■ What this task involves
Give back every line exactly as it appears, pictures excluded.

■ Stored data
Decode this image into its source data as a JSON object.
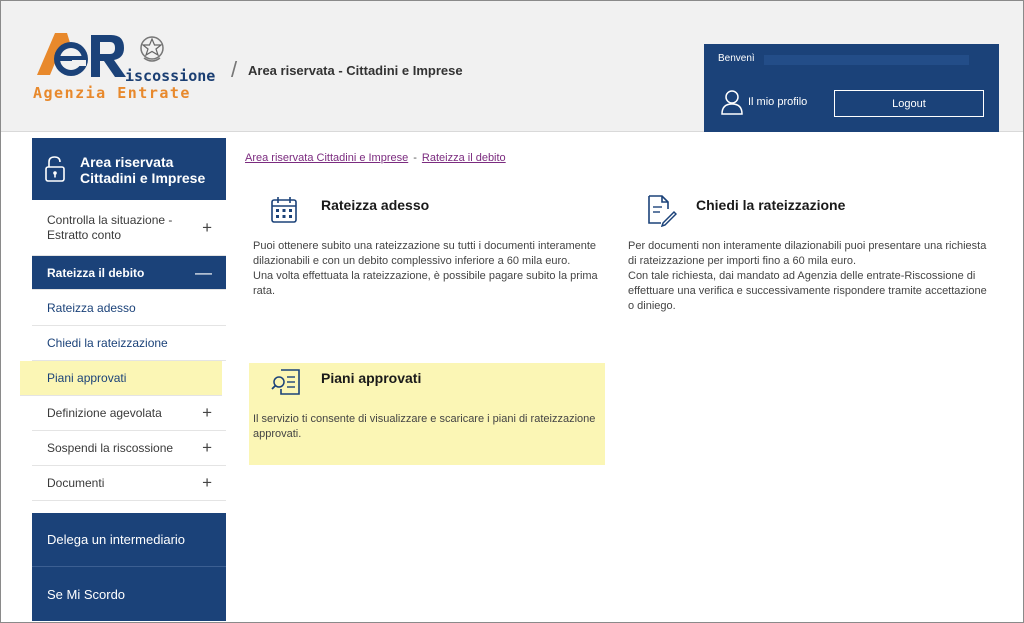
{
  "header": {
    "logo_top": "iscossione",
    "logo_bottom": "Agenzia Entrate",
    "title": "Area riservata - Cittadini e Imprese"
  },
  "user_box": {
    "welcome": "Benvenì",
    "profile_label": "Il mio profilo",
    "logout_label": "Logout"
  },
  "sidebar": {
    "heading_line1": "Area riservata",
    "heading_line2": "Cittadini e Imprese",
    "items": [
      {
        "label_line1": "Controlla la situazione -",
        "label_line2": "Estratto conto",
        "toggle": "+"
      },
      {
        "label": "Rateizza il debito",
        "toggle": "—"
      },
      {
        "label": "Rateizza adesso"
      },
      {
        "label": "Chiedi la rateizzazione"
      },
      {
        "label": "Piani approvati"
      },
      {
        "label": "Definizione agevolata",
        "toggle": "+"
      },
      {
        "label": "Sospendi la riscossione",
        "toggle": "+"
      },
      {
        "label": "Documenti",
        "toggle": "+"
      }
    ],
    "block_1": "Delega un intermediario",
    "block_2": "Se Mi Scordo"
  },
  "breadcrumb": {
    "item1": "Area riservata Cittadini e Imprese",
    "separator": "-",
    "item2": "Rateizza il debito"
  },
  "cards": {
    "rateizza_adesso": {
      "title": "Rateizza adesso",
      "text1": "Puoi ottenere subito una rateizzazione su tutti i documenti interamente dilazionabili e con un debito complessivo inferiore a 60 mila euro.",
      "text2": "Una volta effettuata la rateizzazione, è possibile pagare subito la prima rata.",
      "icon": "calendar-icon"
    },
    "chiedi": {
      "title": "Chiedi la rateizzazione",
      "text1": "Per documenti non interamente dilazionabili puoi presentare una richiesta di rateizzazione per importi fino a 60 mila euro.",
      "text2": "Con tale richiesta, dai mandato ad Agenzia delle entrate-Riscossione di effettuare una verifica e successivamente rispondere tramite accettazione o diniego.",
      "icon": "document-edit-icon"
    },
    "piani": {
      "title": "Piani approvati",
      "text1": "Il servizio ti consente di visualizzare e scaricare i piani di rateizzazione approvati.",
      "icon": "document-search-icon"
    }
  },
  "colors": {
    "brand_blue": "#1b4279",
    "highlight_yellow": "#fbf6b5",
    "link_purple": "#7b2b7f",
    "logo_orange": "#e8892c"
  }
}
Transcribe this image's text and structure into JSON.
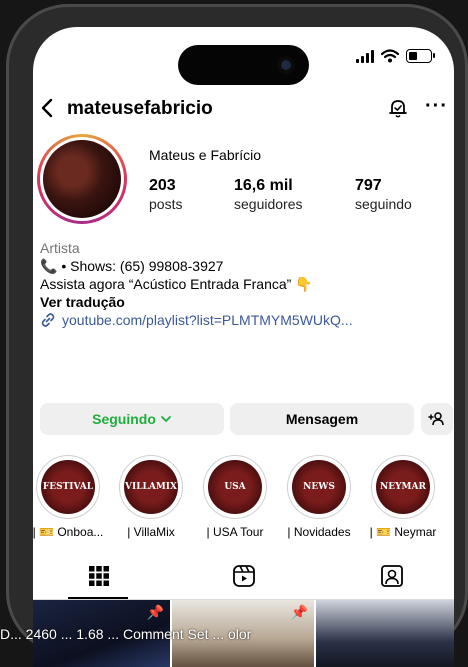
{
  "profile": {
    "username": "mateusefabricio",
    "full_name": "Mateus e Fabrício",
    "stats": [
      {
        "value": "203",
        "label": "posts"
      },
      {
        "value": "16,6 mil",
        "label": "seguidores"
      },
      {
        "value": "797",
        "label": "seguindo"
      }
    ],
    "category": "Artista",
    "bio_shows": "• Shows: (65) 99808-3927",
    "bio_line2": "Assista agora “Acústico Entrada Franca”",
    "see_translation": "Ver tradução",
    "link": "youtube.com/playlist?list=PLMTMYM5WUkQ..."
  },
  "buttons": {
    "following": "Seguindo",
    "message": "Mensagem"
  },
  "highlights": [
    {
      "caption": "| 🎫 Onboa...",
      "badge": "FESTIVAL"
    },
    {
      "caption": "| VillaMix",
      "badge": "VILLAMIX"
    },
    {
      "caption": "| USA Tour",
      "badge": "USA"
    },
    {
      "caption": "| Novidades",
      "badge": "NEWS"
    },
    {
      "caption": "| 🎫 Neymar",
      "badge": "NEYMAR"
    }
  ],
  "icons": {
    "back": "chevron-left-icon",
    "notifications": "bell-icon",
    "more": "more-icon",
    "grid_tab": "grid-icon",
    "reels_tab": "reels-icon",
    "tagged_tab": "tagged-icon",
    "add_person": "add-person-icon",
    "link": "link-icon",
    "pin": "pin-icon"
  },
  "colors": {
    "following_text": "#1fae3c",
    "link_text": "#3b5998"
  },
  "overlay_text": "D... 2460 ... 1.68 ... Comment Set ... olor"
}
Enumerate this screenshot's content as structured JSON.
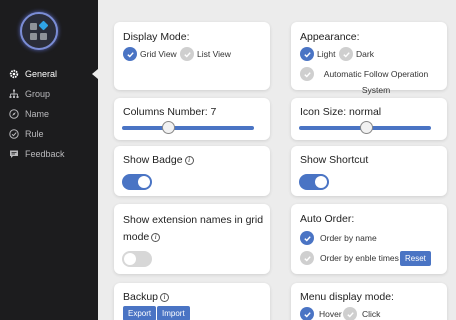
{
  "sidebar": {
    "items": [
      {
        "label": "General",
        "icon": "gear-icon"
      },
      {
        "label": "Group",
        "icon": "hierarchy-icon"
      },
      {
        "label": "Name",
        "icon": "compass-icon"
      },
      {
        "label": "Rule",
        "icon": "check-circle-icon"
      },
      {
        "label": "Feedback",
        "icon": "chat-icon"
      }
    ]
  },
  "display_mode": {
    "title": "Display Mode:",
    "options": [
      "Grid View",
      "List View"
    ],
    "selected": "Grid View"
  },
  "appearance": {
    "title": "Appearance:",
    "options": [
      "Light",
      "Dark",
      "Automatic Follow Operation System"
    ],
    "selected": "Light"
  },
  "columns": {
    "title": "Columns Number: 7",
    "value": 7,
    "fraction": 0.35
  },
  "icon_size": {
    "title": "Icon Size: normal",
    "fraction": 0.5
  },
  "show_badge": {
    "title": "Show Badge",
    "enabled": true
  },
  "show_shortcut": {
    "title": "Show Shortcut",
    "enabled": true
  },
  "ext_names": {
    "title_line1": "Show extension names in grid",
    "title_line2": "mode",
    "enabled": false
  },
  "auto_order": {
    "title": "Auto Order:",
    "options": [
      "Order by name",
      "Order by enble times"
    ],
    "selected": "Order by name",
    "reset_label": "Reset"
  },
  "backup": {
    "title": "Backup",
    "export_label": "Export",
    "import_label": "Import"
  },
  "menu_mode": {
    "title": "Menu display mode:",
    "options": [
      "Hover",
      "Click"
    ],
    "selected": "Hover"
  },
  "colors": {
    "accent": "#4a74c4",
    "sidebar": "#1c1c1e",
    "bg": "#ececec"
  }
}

■ Written answer
Decode this image into its source data as a JSON object.
{
  "header": {
    "logo_top": "iscossione",
    "logo_bottom": "Agenzia Entrate",
    "title": "Area riservata - Cittadini e Imprese"
  },
  "user_box": {
    "welcome": "Benvenì",
    "profile_label": "Il mio profilo",
    "logout_label": "Logout"
  },
  "sidebar": {
    "heading_line1": "Area riservata",
    "heading_line2": "Cittadini e Imprese",
    "items": [
      {
        "label_line1": "Controlla la situazione -",
        "label_line2": "Estratto conto",
        "toggle": "+"
      },
      {
        "label": "Rateizza il debito",
        "toggle": "—"
      },
      {
        "label": "Rateizza adesso"
      },
      {
        "label": "Chiedi la rateizzazione"
      },
      {
        "label": "Piani approvati"
      },
      {
        "label": "Definizione agevolata",
        "toggle": "+"
      },
      {
        "label": "Sospendi la riscossione",
        "toggle": "+"
      },
      {
        "label": "Documenti",
        "toggle": "+"
      }
    ],
    "block_1": "Delega un intermediario",
    "block_2": "Se Mi Scordo"
  },
  "breadcrumb": {
    "item1": "Area riservata Cittadini e Imprese",
    "separator": "-",
    "item2": "Rateizza il debito"
  },
  "cards": {
    "rateizza_adesso": {
      "title": "Rateizza adesso",
      "text1": "Puoi ottenere subito una rateizzazione su tutti i documenti interamente dilazionabili e con un debito complessivo inferiore a 60 mila euro.",
      "text2": "Una volta effettuata la rateizzazione, è possibile pagare subito la prima rata.",
      "icon": "calendar-icon"
    },
    "chiedi": {
      "title": "Chiedi la rateizzazione",
      "text1": "Per documenti non interamente dilazionabili puoi presentare una richiesta di rateizzazione per importi fino a 60 mila euro.",
      "text2": "Con tale richiesta, dai mandato ad Agenzia delle entrate-Riscossione di effettuare una verifica e successivamente rispondere tramite accettazione o diniego.",
      "icon": "document-edit-icon"
    },
    "piani": {
      "title": "Piani approvati",
      "text1": "Il servizio ti consente di visualizzare e scaricare i piani di rateizzazione approvati.",
      "icon": "document-search-icon"
    }
  },
  "colors": {
    "brand_blue": "#1b4279",
    "highlight_yellow": "#fbf6b5",
    "link_purple": "#7b2b7f",
    "logo_orange": "#e8892c"
  }
}
Transcribe this image's text and structure into JSON.
{
  "profile": {
    "username": "mateusefabricio",
    "full_name": "Mateus e Fabrício",
    "stats": [
      {
        "value": "203",
        "label": "posts"
      },
      {
        "value": "16,6 mil",
        "label": "seguidores"
      },
      {
        "value": "797",
        "label": "seguindo"
      }
    ],
    "category": "Artista",
    "bio_shows": "• Shows: (65) 99808-3927",
    "bio_line2": "Assista agora “Acústico Entrada Franca”",
    "see_translation": "Ver tradução",
    "link": "youtube.com/playlist?list=PLMTMYM5WUkQ..."
  },
  "buttons": {
    "following": "Seguindo",
    "message": "Mensagem"
  },
  "highlights": [
    {
      "caption": "| 🎫 Onboa...",
      "badge": "FESTIVAL"
    },
    {
      "caption": "| VillaMix",
      "badge": "VILLAMIX"
    },
    {
      "caption": "| USA Tour",
      "badge": "USA"
    },
    {
      "caption": "| Novidades",
      "badge": "NEWS"
    },
    {
      "caption": "| 🎫 Neymar",
      "badge": "NEYMAR"
    }
  ],
  "icons": {
    "back": "chevron-left-icon",
    "notifications": "bell-icon",
    "more": "more-icon",
    "grid_tab": "grid-icon",
    "reels_tab": "reels-icon",
    "tagged_tab": "tagged-icon",
    "add_person": "add-person-icon",
    "link": "link-icon",
    "pin": "pin-icon"
  },
  "colors": {
    "following_text": "#1fae3c",
    "link_text": "#3b5998"
  },
  "overlay_text": "D... 2460 ... 1.68 ... Comment Set ... olor"
}
Enumerate this screenshot's content as structured JSON.
{
  "sidebar": {
    "items": [
      {
        "label": "General",
        "icon": "gear-icon"
      },
      {
        "label": "Group",
        "icon": "hierarchy-icon"
      },
      {
        "label": "Name",
        "icon": "compass-icon"
      },
      {
        "label": "Rule",
        "icon": "check-circle-icon"
      },
      {
        "label": "Feedback",
        "icon": "chat-icon"
      }
    ]
  },
  "display_mode": {
    "title": "Display Mode:",
    "options": [
      "Grid View",
      "List View"
    ],
    "selected": "Grid View"
  },
  "appearance": {
    "title": "Appearance:",
    "options": [
      "Light",
      "Dark",
      "Automatic Follow Operation System"
    ],
    "selected": "Light"
  },
  "columns": {
    "title": "Columns Number: 7",
    "value": 7,
    "fraction": 0.35
  },
  "icon_size": {
    "title": "Icon Size: normal",
    "fraction": 0.5
  },
  "show_badge": {
    "title": "Show Badge",
    "enabled": true
  },
  "show_shortcut": {
    "title": "Show Shortcut",
    "enabled": true
  },
  "ext_names": {
    "title_line1": "Show extension names in grid",
    "title_line2": "mode",
    "enabled": false
  },
  "auto_order": {
    "title": "Auto Order:",
    "options": [
      "Order by name",
      "Order by enble times"
    ],
    "selected": "Order by name",
    "reset_label": "Reset"
  },
  "backup": {
    "title": "Backup",
    "export_label": "Export",
    "import_label": "Import"
  },
  "menu_mode": {
    "title": "Menu display mode:",
    "options": [
      "Hover",
      "Click"
    ],
    "selected": "Hover"
  },
  "colors": {
    "accent": "#4a74c4",
    "sidebar": "#1c1c1e",
    "bg": "#ececec"
  }
}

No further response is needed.